→ WRITTEN REQUEST
Every record below should be printed exactly as given.

→ ENTRIES PROVIDED
_ _ _ _ _ _ _
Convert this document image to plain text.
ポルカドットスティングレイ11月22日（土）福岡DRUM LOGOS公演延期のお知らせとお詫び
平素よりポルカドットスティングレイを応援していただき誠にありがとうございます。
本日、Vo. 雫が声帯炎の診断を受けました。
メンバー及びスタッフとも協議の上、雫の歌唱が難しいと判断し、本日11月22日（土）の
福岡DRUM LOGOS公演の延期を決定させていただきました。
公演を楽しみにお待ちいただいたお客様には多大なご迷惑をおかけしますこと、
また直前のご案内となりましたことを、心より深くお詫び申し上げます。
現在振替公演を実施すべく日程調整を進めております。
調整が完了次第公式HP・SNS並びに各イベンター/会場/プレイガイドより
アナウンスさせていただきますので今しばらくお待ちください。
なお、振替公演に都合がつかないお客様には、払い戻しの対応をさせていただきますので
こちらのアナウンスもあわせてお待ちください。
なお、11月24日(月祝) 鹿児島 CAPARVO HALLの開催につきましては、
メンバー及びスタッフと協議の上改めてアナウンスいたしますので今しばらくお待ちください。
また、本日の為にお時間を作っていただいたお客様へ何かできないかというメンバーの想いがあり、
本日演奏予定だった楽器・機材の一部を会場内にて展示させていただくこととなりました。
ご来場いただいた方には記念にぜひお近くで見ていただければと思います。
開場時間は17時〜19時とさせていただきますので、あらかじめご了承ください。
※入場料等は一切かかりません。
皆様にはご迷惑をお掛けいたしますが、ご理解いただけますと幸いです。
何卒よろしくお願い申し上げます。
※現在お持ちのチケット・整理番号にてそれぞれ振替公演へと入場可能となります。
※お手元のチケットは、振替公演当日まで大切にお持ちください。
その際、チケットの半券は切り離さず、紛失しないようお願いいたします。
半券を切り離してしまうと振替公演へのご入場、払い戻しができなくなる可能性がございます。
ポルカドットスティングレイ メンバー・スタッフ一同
_ _ _ _ _ _ _
→ EXERCISE SOLUTION
Convert this document image to plain text.
ポルカドットスティングレイ11月22日（土）福岡DRUM LOGOS公演延期のお知らせとお詫び
平素よりポルカドットスティングレイを応援していただき誠にありがとうございます。
本日、Vo. 雫が声帯炎の診断を受けました。
メンバー及びスタッフとも協議の上、雫の歌唱が難しいと判断し、本日11月22日（土）の
福岡DRUM LOGOS公演の延期を決定させていただきました。
公演を楽しみにお待ちいただいたお客様には多大なご迷惑をおかけしますこと、
また直前のご案内となりましたことを、心より深くお詫び申し上げます。
現在振替公演を実施すべく日程調整を進めております。
調整が完了次第公式HP・SNS並びに各イベンター/会場/プレイガイドより
アナウンスさせていただきますので今しばらくお待ちください。
なお、振替公演に都合がつかないお客様には、払い戻しの対応をさせていただきますので
こちらのアナウンスもあわせてお待ちください。
なお、11月24日(月祝) 鹿児島 CAPARVO HALLの開催につきましては、
メンバー及びスタッフと協議の上改めてアナウンスいたしますので今しばらくお待ちください。
また、本日の為にお時間を作っていただいたお客様へ何かできないかというメンバーの想いがあり、
本日演奏予定だった楽器・機材の一部を会場内にて展示させていただくこととなりました。
ご来場いただいた方には記念にぜひお近くで見ていただければと思います。
開場時間は17時〜19時とさせていただきますので、あらかじめご了承ください。
※入場料等は一切かかりません。
皆様にはご迷惑をお掛けいたしますが、ご理解いただけますと幸いです。
何卒よろしくお願い申し上げます。
※現在お持ちのチケット・整理番号にてそれぞれ振替公演へと入場可能となります。
※お手元のチケットは、振替公演当日まで大切にお持ちください。
その際、チケットの半券は切り離さず、紛失しないようお願いいたします。
半券を切り離してしまうと振替公演へのご入場、払い戻しができなくなる可能性がございます。
ポルカドットスティングレイ メンバー・スタッフ一同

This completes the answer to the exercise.